**WHAT TO DO:**
Transcribe the listing below word for word.

Source records

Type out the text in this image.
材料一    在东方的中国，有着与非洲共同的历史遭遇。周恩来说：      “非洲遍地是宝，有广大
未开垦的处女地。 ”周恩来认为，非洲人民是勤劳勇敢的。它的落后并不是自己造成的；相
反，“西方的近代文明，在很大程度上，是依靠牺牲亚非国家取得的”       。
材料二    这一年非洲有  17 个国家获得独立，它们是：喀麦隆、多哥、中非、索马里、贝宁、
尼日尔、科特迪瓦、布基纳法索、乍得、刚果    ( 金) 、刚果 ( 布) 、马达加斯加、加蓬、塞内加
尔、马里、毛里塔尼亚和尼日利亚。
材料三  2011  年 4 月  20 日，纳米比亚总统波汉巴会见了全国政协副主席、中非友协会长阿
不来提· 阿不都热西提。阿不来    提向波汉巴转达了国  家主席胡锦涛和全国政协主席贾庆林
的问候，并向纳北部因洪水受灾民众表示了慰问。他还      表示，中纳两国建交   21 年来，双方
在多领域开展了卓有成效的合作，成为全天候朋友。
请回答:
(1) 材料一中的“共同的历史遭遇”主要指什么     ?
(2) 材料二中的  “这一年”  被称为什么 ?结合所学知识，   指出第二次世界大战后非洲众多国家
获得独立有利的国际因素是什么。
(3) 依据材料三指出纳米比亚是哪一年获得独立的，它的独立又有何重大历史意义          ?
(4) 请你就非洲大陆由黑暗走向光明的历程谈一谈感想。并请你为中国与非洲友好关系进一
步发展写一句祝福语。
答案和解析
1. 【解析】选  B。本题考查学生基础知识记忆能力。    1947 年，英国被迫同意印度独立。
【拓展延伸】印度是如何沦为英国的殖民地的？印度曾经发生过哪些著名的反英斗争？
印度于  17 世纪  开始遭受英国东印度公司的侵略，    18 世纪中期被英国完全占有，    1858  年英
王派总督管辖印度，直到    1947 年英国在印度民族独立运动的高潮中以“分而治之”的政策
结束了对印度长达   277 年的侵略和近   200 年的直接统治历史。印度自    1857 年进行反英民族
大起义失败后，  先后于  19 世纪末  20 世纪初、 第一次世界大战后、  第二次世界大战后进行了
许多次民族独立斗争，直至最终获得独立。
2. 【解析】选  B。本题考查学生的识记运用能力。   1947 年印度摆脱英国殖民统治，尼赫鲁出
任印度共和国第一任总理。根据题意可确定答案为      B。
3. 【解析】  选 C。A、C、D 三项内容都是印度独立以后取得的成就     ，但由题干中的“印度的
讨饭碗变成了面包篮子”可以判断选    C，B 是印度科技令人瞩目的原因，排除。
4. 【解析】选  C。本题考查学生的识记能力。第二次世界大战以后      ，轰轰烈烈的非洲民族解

**REPLY TO THE EXERCISE:**
Type out the text in this image.
材料一    在东方的中国，有着与非洲共同的历史遭遇。周恩来说：      “非洲遍地是宝，有广大
未开垦的处女地。 ”周恩来认为，非洲人民是勤劳勇敢的。它的落后并不是自己造成的；相
反，“西方的近代文明，在很大程度上，是依靠牺牲亚非国家取得的”       。
材料二    这一年非洲有  17 个国家获得独立，它们是：喀麦隆、多哥、中非、索马里、贝宁、
尼日尔、科特迪瓦、布基纳法索、乍得、刚果    ( 金) 、刚果 ( 布) 、马达加斯加、加蓬、塞内加
尔、马里、毛里塔尼亚和尼日利亚。
材料三  2011  年 4 月  20 日，纳米比亚总统波汉巴会见了全国政协副主席、中非友协会长阿
不来提· 阿不都热西提。阿不来    提向波汉巴转达了国  家主席胡锦涛和全国政协主席贾庆林
的问候，并向纳北部因洪水受灾民众表示了慰问。他还      表示，中纳两国建交   21 年来，双方
在多领域开展了卓有成效的合作，成为全天候朋友。
请回答:
(1) 材料一中的“共同的历史遭遇”主要指什么     ?
(2) 材料二中的  “这一年”  被称为什么 ?结合所学知识，   指出第二次世界大战后非洲众多国家
获得独立有利的国际因素是什么。
(3) 依据材料三指出纳米比亚是哪一年获得独立的，它的独立又有何重大历史意义          ?
(4) 请你就非洲大陆由黑暗走向光明的历程谈一谈感想。并请你为中国与非洲友好关系进一
步发展写一句祝福语。
答案和解析
1. 【解析】选  B。本题考查学生基础知识记忆能力。    1947 年，英国被迫同意印度独立。
【拓展延伸】印度是如何沦为英国的殖民地的？印度曾经发生过哪些著名的反英斗争？
印度于  17 世纪  开始遭受英国东印度公司的侵略，    18 世纪中期被英国完全占有，    1858  年英
王派总督管辖印度，直到    1947 年英国在印度民族独立运动的高潮中以“分而治之”的政策
结束了对印度长达   277 年的侵略和近   200 年的直接统治历史。印度自    1857 年进行反英民族
大起义失败后，  先后于  19 世纪末  20 世纪初、 第一次世界大战后、  第二次世界大战后进行了
许多次民族独立斗争，直至最终获得独立。
2. 【解析】选  B。本题考查学生的识记运用能力。   1947 年印度摆脱英国殖民统治，尼赫鲁出
任印度共和国第一任总理。根据题意可确定答案为      B。
3. 【解析】  选 C。A、C、D 三项内容都是印度独立以后取得的成就     ，但由题干中的“印度的
讨饭碗变成了面包篮子”可以判断选    C，B 是印度科技令人瞩目的原因，排除。
4. 【解析】选  C。本题考查学生的识记能力。第二次世界大战以后      ，轰轰烈烈的非洲民族解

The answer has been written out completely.